▶ **Records for the task**
(begin)

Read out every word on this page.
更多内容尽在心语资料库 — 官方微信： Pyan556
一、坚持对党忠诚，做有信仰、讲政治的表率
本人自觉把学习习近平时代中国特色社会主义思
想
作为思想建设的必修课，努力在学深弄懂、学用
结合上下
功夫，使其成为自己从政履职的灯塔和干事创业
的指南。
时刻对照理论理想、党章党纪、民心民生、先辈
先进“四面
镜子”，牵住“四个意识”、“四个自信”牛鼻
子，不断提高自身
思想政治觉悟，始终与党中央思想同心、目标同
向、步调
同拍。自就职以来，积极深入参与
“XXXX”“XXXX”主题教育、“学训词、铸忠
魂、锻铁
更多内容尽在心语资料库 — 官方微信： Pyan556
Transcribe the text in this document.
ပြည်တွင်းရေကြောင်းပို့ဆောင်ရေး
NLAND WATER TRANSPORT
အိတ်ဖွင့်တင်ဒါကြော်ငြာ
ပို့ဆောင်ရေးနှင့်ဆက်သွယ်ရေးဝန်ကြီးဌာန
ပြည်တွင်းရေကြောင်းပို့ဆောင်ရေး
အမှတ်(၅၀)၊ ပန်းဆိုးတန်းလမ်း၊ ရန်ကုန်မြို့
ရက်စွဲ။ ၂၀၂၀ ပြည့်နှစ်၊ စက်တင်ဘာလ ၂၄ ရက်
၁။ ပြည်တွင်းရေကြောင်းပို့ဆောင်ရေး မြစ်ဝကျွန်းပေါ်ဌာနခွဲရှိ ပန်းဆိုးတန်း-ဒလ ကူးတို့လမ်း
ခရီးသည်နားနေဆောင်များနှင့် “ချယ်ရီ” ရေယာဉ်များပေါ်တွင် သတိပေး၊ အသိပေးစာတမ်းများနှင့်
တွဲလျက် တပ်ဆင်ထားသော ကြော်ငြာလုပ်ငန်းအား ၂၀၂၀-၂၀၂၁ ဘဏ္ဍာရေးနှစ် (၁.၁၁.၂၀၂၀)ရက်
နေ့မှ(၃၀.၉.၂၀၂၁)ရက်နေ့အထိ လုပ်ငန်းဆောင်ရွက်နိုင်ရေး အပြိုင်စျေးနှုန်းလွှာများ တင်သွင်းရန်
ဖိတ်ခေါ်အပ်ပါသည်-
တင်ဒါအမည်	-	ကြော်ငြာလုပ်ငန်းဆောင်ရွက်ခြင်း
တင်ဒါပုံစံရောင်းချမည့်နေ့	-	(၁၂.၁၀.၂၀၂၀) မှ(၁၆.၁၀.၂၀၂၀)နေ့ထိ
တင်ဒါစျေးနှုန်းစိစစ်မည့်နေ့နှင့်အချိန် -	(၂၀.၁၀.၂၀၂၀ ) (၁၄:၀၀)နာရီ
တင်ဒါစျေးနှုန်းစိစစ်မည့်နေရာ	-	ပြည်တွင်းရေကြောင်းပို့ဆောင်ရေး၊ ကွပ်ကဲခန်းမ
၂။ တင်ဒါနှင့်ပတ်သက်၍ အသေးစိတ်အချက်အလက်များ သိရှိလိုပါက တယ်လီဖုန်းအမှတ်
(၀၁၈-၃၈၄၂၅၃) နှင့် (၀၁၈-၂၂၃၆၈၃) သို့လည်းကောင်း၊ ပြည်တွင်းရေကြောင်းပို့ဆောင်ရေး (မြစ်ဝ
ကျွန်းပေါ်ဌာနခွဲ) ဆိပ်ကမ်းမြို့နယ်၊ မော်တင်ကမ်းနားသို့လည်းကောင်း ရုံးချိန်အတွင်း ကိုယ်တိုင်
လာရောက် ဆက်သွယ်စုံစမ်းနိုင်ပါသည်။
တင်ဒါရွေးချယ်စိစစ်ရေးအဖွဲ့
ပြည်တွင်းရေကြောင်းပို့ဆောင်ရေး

(end)

▶ **Request**
What do the records say? Quote them all exactly.

▶ **Answer to this exercise**
Read out every word on this page.
更多内容尽在心语资料库 — 官方微信： Pyan556
一、坚持对党忠诚，做有信仰、讲政治的表率
本人自觉把学习习近平时代中国特色社会主义思
想
作为思想建设的必修课，努力在学深弄懂、学用
结合上下
功夫，使其成为自己从政履职的灯塔和干事创业
的指南。
时刻对照理论理想、党章党纪、民心民生、先辈
先进“四面
镜子”，牵住“四个意识”、“四个自信”牛鼻
子，不断提高自身
思想政治觉悟，始终与党中央思想同心、目标同
向、步调
同拍。自就职以来，积极深入参与
“XXXX”“XXXX”主题教育、“学训词、铸忠
魂、锻铁
更多内容尽在心语资料库 — 官方微信： Pyan556
Transcribe the text in this document.
ပြည်တွင်းရေကြောင်းပို့ဆောင်ရေး
NLAND WATER TRANSPORT
အိတ်ဖွင့်တင်ဒါကြော်ငြာ
ပို့ဆောင်ရေးနှင့်ဆက်သွယ်ရေးဝန်ကြီးဌာန
ပြည်တွင်းရေကြောင်းပို့ဆောင်ရေး
အမှတ်(၅၀)၊ ပန်းဆိုးတန်းလမ်း၊ ရန်ကုန်မြို့
ရက်စွဲ။ ၂၀၂၀ ပြည့်နှစ်၊ စက်တင်ဘာလ ၂၄ ရက်
၁။ ပြည်တွင်းရေကြောင်းပို့ဆောင်ရေး မြစ်ဝကျွန်းပေါ်ဌာနခွဲရှိ ပန်းဆိုးတန်း-ဒလ ကူးတို့လမ်း
ခရီးသည်နားနေဆောင်များနှင့် “ချယ်ရီ” ရေယာဉ်များပေါ်တွင် သတိပေး၊ အသိပေးစာတမ်းများနှင့်
တွဲလျက် တပ်ဆင်ထားသော ကြော်ငြာလုပ်ငန်းအား ၂၀၂၀-၂၀၂၁ ဘဏ္ဍာရေးနှစ် (၁.၁၁.၂၀၂၀)ရက်
နေ့မှ(၃၀.၉.၂၀၂၁)ရက်နေ့အထိ လုပ်ငန်းဆောင်ရွက်နိုင်ရေး အပြိုင်စျေးနှုန်းလွှာများ တင်သွင်းရန်
ဖိတ်ခေါ်အပ်ပါသည်-
တင်ဒါအမည်	-	ကြော်ငြာလုပ်ငန်းဆောင်ရွက်ခြင်း
တင်ဒါပုံစံရောင်းချမည့်နေ့	-	(၁၂.၁၀.၂၀၂၀) မှ(၁၆.၁၀.၂၀၂၀)နေ့ထိ
တင်ဒါစျေးနှုန်းစိစစ်မည့်နေ့နှင့်အချိန် -	(၂၀.၁၀.၂၀၂၀ ) (၁၄:၀၀)နာရီ
တင်ဒါစျေးနှုန်းစိစစ်မည့်နေရာ	-	ပြည်တွင်းရေကြောင်းပို့ဆောင်ရေး၊ ကွပ်ကဲခန်းမ
၂။ တင်ဒါနှင့်ပတ်သက်၍ အသေးစိတ်အချက်အလက်များ သိရှိလိုပါက တယ်လီဖုန်းအမှတ်
(၀၁၈-၃၈၄၂၅၃) နှင့် (၀၁၈-၂၂၃၆၈၃) သို့လည်းကောင်း၊ ပြည်တွင်းရေကြောင်းပို့ဆောင်ရေး (မြစ်ဝ
ကျွန်းပေါ်ဌာနခွဲ) ဆိပ်ကမ်းမြို့နယ်၊ မော်တင်ကမ်းနားသို့လည်းကောင်း ရုံးချိန်အတွင်း ကိုယ်တိုင်
လာရောက် ဆက်သွယ်စုံစမ်းနိုင်ပါသည်။
တင်ဒါရွေးချယ်စိစစ်ရေးအဖွဲ့
ပြည်တွင်းရေကြောင်းပို့ဆောင်ရေး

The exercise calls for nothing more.